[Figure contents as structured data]
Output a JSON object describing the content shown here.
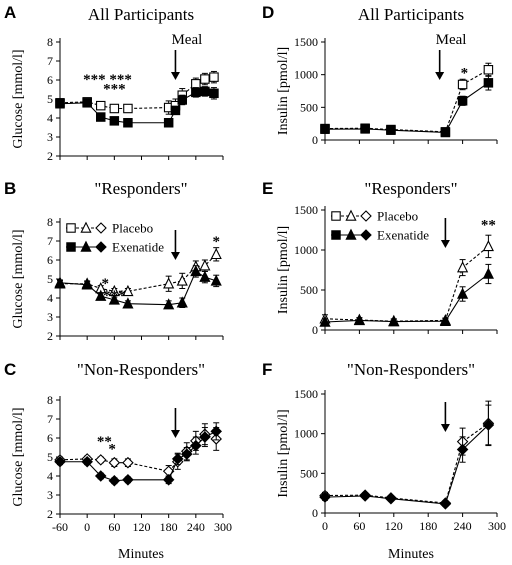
{
  "xlabel_bottom": "Minutes",
  "chart_data": [
    {
      "id": "A",
      "letter": "A",
      "type": "line",
      "title": "All Participants",
      "xlabel": "",
      "ylabel": "Glucose [mmol/l]",
      "xlim": [
        -60,
        300
      ],
      "ylim": [
        2,
        8
      ],
      "xticks": [
        -60,
        0,
        60,
        120,
        180,
        240,
        300
      ],
      "show_xtick_labels": false,
      "yticks": [
        2,
        3,
        4,
        5,
        6,
        7,
        8
      ],
      "series": [
        {
          "marker": "square",
          "filled": false,
          "dash": true,
          "x": [
            -60,
            0,
            30,
            60,
            90,
            180,
            195,
            210,
            240,
            260,
            280
          ],
          "y": [
            4.8,
            4.85,
            4.65,
            4.5,
            4.5,
            4.55,
            4.65,
            5.2,
            5.8,
            6.05,
            6.15
          ],
          "err": [
            0.1,
            0.1,
            0.1,
            0.1,
            0.1,
            0.35,
            0.35,
            0.35,
            0.3,
            0.3,
            0.3
          ]
        },
        {
          "marker": "square",
          "filled": true,
          "dash": false,
          "x": [
            -60,
            0,
            30,
            60,
            90,
            180,
            195,
            210,
            240,
            260,
            280
          ],
          "y": [
            4.75,
            4.8,
            4.05,
            3.85,
            3.75,
            3.75,
            4.4,
            4.95,
            5.35,
            5.4,
            5.3
          ],
          "err": [
            0.1,
            0.1,
            0.1,
            0.1,
            0.1,
            0.15,
            0.2,
            0.25,
            0.25,
            0.25,
            0.3
          ]
        }
      ],
      "meal_arrow": {
        "x": 195,
        "label": "Meal"
      },
      "significance": [
        {
          "text": "*** ***",
          "x": 45,
          "y": 6.1
        },
        {
          "text": "***",
          "x": 60,
          "y": 5.6
        }
      ]
    },
    {
      "id": "B",
      "letter": "B",
      "type": "line",
      "title": "\"Responders\"",
      "xlabel": "",
      "ylabel": "Glucose [mmol/l]",
      "xlim": [
        -60,
        300
      ],
      "ylim": [
        2,
        8
      ],
      "xticks": [
        -60,
        0,
        60,
        120,
        180,
        240,
        300
      ],
      "show_xtick_labels": false,
      "yticks": [
        2,
        3,
        4,
        5,
        6,
        7,
        8
      ],
      "series": [
        {
          "marker": "triangle",
          "filled": false,
          "dash": true,
          "x": [
            -60,
            0,
            30,
            60,
            90,
            180,
            210,
            240,
            260,
            285
          ],
          "y": [
            4.75,
            4.75,
            4.5,
            4.35,
            4.35,
            4.75,
            4.9,
            5.65,
            5.7,
            6.3
          ],
          "err": [
            0.15,
            0.15,
            0.15,
            0.15,
            0.15,
            0.4,
            0.4,
            0.3,
            0.3,
            0.35
          ]
        },
        {
          "marker": "triangle",
          "filled": true,
          "dash": false,
          "x": [
            -60,
            0,
            30,
            60,
            90,
            180,
            210,
            240,
            260,
            285
          ],
          "y": [
            4.8,
            4.7,
            4.1,
            3.9,
            3.7,
            3.65,
            3.75,
            5.4,
            5.1,
            4.9
          ],
          "err": [
            0.15,
            0.15,
            0.15,
            0.15,
            0.15,
            0.2,
            0.25,
            0.3,
            0.3,
            0.3
          ]
        }
      ],
      "meal_arrow": {
        "x": 195,
        "label": ""
      },
      "significance": [
        {
          "text": "*",
          "x": 40,
          "y": 4.85
        },
        {
          "text": "***",
          "x": 60,
          "y": 4.2
        },
        {
          "text": "*",
          "x": 285,
          "y": 7.05
        }
      ],
      "legend": {
        "placement": "top-left",
        "entries": [
          {
            "label": "Placebo",
            "filled": false,
            "dash": true
          },
          {
            "label": "Exenatide",
            "filled": true,
            "dash": false
          }
        ]
      }
    },
    {
      "id": "C",
      "letter": "C",
      "type": "line",
      "title": "\"Non-Responders\"",
      "xlabel": "",
      "ylabel": "Glucose [mmol/l]",
      "xlim": [
        -60,
        300
      ],
      "ylim": [
        2,
        8
      ],
      "xticks": [
        -60,
        0,
        60,
        120,
        180,
        240,
        300
      ],
      "show_xtick_labels": true,
      "yticks": [
        2,
        3,
        4,
        5,
        6,
        7,
        8
      ],
      "series": [
        {
          "marker": "diamond",
          "filled": false,
          "dash": true,
          "x": [
            -60,
            0,
            30,
            60,
            90,
            180,
            200,
            220,
            240,
            260,
            285
          ],
          "y": [
            4.85,
            4.9,
            4.85,
            4.7,
            4.7,
            4.25,
            4.75,
            5.3,
            5.85,
            6.2,
            5.95
          ],
          "err": [
            0.15,
            0.15,
            0.15,
            0.2,
            0.2,
            0.3,
            0.4,
            0.45,
            0.5,
            0.55,
            0.6
          ]
        },
        {
          "marker": "diamond",
          "filled": true,
          "dash": false,
          "x": [
            -60,
            0,
            30,
            60,
            90,
            180,
            200,
            220,
            240,
            260,
            285
          ],
          "y": [
            4.75,
            4.75,
            4.0,
            3.75,
            3.8,
            3.8,
            4.9,
            5.15,
            5.6,
            6.05,
            6.35
          ],
          "err": [
            0.15,
            0.15,
            0.15,
            0.15,
            0.15,
            0.2,
            0.3,
            0.35,
            0.45,
            0.5,
            0.45
          ]
        }
      ],
      "meal_arrow": {
        "x": 195,
        "label": ""
      },
      "significance": [
        {
          "text": "**",
          "x": 38,
          "y": 5.9
        },
        {
          "text": "*",
          "x": 55,
          "y": 5.5
        }
      ]
    },
    {
      "id": "D",
      "letter": "D",
      "type": "line",
      "title": "All Participants",
      "xlabel": "",
      "ylabel": "Insulin [pmol/l]",
      "xlim": [
        0,
        300
      ],
      "ylim": [
        0,
        1500
      ],
      "xticks": [
        0,
        60,
        120,
        180,
        240,
        300
      ],
      "show_xtick_labels": false,
      "yticks": [
        0,
        500,
        1000,
        1500
      ],
      "series": [
        {
          "marker": "square",
          "filled": false,
          "dash": true,
          "x": [
            0,
            70,
            115,
            210,
            240,
            285
          ],
          "y": [
            175,
            180,
            160,
            125,
            850,
            1075
          ],
          "err": [
            40,
            30,
            30,
            30,
            80,
            100
          ]
        },
        {
          "marker": "square",
          "filled": true,
          "dash": false,
          "x": [
            0,
            70,
            115,
            210,
            240,
            285
          ],
          "y": [
            165,
            170,
            150,
            115,
            600,
            875
          ],
          "err": [
            40,
            30,
            30,
            30,
            70,
            110
          ]
        }
      ],
      "meal_arrow": {
        "x": 200,
        "label": "Meal"
      },
      "significance": [
        {
          "text": "*",
          "x": 243,
          "y": 1050
        }
      ]
    },
    {
      "id": "E",
      "letter": "E",
      "type": "line",
      "title": "\"Responders\"",
      "xlabel": "",
      "ylabel": "Insulin [pmol/l]",
      "xlim": [
        0,
        300
      ],
      "ylim": [
        0,
        1500
      ],
      "xticks": [
        0,
        60,
        120,
        180,
        240,
        300
      ],
      "show_xtick_labels": false,
      "yticks": [
        0,
        500,
        1000,
        1500
      ],
      "series": [
        {
          "marker": "triangle",
          "filled": false,
          "dash": true,
          "x": [
            0,
            60,
            120,
            210,
            240,
            285
          ],
          "y": [
            140,
            125,
            110,
            120,
            780,
            1045
          ],
          "err": [
            50,
            30,
            30,
            30,
            100,
            140
          ]
        },
        {
          "marker": "triangle",
          "filled": true,
          "dash": false,
          "x": [
            0,
            60,
            120,
            210,
            240,
            285
          ],
          "y": [
            100,
            120,
            105,
            110,
            450,
            700
          ],
          "err": [
            40,
            30,
            30,
            30,
            90,
            120
          ]
        }
      ],
      "meal_arrow": {
        "x": 210,
        "label": ""
      },
      "significance": [
        {
          "text": "**",
          "x": 285,
          "y": 1330
        }
      ],
      "legend": {
        "placement": "top-left",
        "entries": [
          {
            "label": "Placebo",
            "filled": false,
            "dash": true
          },
          {
            "label": "Exenatide",
            "filled": true,
            "dash": false
          }
        ]
      }
    },
    {
      "id": "F",
      "letter": "F",
      "type": "line",
      "title": "\"Non-Responders\"",
      "xlabel": "",
      "ylabel": "Insulin [pmol/l]",
      "xlim": [
        0,
        300
      ],
      "ylim": [
        0,
        1500
      ],
      "xticks": [
        0,
        60,
        120,
        180,
        240,
        300
      ],
      "show_xtick_labels": true,
      "yticks": [
        0,
        500,
        1000,
        1500
      ],
      "series": [
        {
          "marker": "diamond",
          "filled": false,
          "dash": true,
          "x": [
            0,
            70,
            115,
            210,
            240,
            285
          ],
          "y": [
            220,
            225,
            190,
            125,
            900,
            1130
          ],
          "err": [
            40,
            30,
            30,
            30,
            170,
            280
          ]
        },
        {
          "marker": "diamond",
          "filled": true,
          "dash": false,
          "x": [
            0,
            70,
            115,
            210,
            240,
            285
          ],
          "y": [
            200,
            215,
            180,
            115,
            800,
            1110
          ],
          "err": [
            40,
            30,
            30,
            30,
            160,
            250
          ]
        }
      ],
      "meal_arrow": {
        "x": 210,
        "label": ""
      },
      "significance": []
    }
  ]
}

◆ What you have to do:
Search the lines for "letter". Copy each line that has it.

◆ Reply to the task:
      "letter": "A",
      "letter": "B",
      "letter": "C",
      "letter": "D",
      "letter": "E",
      "letter": "F",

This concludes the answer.